**** Exercise input ****
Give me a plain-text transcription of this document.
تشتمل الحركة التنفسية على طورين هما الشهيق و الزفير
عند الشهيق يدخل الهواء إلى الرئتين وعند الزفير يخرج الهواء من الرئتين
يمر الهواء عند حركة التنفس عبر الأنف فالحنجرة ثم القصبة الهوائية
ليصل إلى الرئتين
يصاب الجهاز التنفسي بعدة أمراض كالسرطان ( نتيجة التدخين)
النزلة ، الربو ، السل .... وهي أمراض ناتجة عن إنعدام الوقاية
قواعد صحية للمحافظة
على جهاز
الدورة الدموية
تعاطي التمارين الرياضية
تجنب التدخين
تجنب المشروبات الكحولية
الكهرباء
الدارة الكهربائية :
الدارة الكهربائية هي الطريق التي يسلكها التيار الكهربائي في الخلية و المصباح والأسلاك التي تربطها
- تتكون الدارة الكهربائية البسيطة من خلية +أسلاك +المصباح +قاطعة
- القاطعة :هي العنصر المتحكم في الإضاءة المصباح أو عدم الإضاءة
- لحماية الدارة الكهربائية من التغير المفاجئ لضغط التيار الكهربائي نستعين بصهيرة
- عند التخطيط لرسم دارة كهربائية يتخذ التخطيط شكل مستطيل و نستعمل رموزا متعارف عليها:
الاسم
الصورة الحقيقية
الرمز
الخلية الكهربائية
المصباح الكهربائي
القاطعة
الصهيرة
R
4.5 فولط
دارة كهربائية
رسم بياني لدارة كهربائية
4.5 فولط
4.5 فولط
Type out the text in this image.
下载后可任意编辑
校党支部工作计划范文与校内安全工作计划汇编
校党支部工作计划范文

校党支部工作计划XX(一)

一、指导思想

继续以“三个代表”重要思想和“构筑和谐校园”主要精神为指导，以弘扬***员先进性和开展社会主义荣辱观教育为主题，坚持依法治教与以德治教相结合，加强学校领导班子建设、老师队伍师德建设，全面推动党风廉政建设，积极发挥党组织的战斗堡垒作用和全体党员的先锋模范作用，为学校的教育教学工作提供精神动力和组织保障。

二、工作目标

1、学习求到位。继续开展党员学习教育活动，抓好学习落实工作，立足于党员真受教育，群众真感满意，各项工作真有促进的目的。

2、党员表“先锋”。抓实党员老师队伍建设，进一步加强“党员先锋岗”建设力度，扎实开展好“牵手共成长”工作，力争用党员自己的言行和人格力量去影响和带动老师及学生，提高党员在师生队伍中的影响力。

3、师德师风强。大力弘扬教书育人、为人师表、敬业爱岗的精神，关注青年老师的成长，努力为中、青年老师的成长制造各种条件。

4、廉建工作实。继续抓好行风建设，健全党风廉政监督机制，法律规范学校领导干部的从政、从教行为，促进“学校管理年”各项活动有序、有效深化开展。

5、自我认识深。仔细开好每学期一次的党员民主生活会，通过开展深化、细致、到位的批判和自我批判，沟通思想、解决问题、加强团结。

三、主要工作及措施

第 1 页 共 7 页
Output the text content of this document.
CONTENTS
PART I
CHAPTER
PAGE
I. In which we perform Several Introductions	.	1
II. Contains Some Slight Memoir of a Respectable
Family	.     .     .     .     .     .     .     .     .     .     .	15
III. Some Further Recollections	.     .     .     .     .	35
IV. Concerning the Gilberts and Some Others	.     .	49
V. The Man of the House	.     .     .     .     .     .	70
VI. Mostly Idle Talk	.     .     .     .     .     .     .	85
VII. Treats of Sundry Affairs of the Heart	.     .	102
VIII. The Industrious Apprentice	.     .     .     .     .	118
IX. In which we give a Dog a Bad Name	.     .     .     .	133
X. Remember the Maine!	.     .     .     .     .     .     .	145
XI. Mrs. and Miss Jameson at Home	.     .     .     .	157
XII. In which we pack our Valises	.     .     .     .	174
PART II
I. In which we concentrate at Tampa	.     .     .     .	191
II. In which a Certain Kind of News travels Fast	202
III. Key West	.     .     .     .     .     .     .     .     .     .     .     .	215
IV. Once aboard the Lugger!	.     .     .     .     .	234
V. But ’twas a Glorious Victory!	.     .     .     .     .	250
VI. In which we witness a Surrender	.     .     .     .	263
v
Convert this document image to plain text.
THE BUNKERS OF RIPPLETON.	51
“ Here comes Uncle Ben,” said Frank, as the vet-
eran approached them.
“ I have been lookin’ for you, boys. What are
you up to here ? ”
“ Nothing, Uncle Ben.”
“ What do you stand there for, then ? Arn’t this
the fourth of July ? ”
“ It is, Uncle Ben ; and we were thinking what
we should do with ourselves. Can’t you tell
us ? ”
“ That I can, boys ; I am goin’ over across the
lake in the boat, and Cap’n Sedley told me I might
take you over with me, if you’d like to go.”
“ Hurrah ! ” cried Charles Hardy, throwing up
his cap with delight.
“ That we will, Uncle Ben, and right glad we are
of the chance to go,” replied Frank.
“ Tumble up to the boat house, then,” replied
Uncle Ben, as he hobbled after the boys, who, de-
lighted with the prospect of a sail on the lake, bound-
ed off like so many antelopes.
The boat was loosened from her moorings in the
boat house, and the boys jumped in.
****
* [Work to do]:
Gather each line holding the string "with".

* [Exercise solution]:
we should do with ourselves. Can’t you tell
take you over with me, if you’d like to go.”
his cap with delight.
lighted with the prospect of a sail on the lake, bound-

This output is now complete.